» Questions on the material:
1) Reproduce the part of the Activision Blizzard article between "In a hilariously" and "very clear demands).", inclusive.
2) Extend the Activision Blizzard article beyond its final sentence.

» Document section:
-*-*-
It feels weird promoting content right now, but I’m still proud of the work I’ve done on Season 5. This one is special to me because it’ll be my first content launch as part of the production team. One more week #BlackOpsColdWar https://t.co/Uk4OTZIz0h
— Avani Jain (@avvjain) August 3, 2021
Yet mismanagement and the inability to contain a rampant sexist and discriminatory culture leaves a major cloud hanging over the work that the very people who are affected have done and are still doing at Activision Blizzard’s various development studios. It’s a question I’ve regularly asked myself: how do you continue to support the work of the Activision Blizzard employees who are pushing for change while not distracting from the problems at the top? How do you hold millionaire executives accountable, and still prop up the developers and the work they do, many of whom are women, when that work lines the pockets of the C-suite? There’s no perfect answer, and that target will be ever-moving as we continue to navigate and address this industry-wide issue.
In a hilariously ironic twist, Kotick opened the Activision Blizzard investor call saying he wants the company to “set the example in the industry” on handling “discrimination, harassment, [and] unequal treatment.” Kotick must have that quote written on a sticky note on his monitor: “There is no place at our company for discrimination, harassment, or unequal treatment.” He’s used it numerous times now. However, for a company wanting to set the example, there sure doesn’t seem to be a lot of actionable evidence to provide a roadmap for other companies (unless that roadmap is how to insulate the executive team at the top while failing to come to the table with the affected employees, who have repeatedly reached out and made very clear demands).
-*-*-
» Material shown:

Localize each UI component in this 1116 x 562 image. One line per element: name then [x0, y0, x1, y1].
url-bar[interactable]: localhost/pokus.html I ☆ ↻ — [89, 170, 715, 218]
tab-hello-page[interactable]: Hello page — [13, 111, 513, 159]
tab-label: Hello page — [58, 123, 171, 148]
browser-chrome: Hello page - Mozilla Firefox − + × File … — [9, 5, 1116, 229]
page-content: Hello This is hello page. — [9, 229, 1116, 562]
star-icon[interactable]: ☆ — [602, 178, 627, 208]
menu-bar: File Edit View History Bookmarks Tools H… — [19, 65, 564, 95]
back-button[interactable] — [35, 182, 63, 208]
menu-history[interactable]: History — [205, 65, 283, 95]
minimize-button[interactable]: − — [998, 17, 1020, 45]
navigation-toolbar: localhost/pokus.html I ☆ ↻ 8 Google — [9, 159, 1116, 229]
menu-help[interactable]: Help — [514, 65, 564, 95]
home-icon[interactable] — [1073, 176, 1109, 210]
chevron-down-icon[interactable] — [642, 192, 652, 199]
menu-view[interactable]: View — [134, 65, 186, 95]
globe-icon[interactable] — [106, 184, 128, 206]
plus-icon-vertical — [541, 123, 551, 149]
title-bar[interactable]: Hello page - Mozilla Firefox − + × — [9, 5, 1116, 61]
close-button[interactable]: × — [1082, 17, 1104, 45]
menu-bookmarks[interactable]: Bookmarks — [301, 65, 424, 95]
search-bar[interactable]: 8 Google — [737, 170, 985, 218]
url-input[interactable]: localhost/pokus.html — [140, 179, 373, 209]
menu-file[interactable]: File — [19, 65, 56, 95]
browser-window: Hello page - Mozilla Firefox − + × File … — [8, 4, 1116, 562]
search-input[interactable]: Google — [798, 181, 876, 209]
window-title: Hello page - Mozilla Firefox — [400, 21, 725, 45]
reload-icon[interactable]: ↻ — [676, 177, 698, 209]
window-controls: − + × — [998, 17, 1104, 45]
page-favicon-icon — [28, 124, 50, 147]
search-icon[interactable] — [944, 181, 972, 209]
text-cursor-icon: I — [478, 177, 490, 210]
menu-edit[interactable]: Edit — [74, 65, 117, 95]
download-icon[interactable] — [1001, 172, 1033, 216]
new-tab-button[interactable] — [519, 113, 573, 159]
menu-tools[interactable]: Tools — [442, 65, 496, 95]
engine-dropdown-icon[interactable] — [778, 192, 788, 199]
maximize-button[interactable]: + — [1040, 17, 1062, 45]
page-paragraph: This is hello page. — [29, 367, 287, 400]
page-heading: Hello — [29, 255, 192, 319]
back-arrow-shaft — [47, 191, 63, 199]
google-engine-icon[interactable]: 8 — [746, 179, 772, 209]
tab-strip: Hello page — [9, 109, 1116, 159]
-*-*-
» Responses to the exercise:
1)
In a hilariously ironic twist, Kotick opened the Activision Blizzard investor call saying he wants the company to “set the example in the industry” on handling “discrimination, harassment, [and] unequal treatment.” Kotick must have that quote written on a sticky note on his monitor: “There is no place at our company for discrimination, harassment, or unequal treatment.” He’s used it numerous times now. However, for a company wanting to set the example, there sure doesn’t seem to be a lot of actionable evidence to provide a roadmap for other companies (unless that roadmap is how to insulate the executive team at the top while failing to come to the table with the affected employees, who have repeatedly reached out and made very clear demands).

2)
In fact, Activision Blizzard can’t and won’t even come close to touching the kind of examples that other companies and developers have set—which is to have positive systems in place that support employees and squash toxic cultures from the get-go. I’m sorry, but Kotick can’t even dream of coming close to the example a company like Bungie has set up in being a diverse, inclusive, equal, and safe place to work. That requires years of building on a solid foundation, not slapping a coat of paint on everything alongside some flowery corporate speak as the house burns around you.
For all the blustering at the top, Activision Blizzard employees aren’t left with much confidence in a system that has already failed them. Repeating the same mantra of “There is no place at our company for discrimination, harassment, or unequal treatment” doesn’t automatically make it true. A longstanding exec like Kotick needs to come to grips with one of two realities: Either he was aware of the issues and has done nothing to fix them, or he was completely blind to what was going on beneath him. Either way, that would require him to be held accountable and admit that he’s failed the company he sits at the head of.
Boilerplate responses to appease shareholders lack empathy, accountability, and action; generic promises that won’t result in much change unless Kotick and other executives are willing to take a significant hit at the top in favor of the almost 10,000 employees at Activision Blizzard. Self-interest must come second. Profit must come second. Activision Blizzard’s first and only priority needs to be the employees that are directly affected. And for the executives, that’s going to require some discomfort on their part, but compared to the issues employees at the bottom face, it’s the least we could ask of them.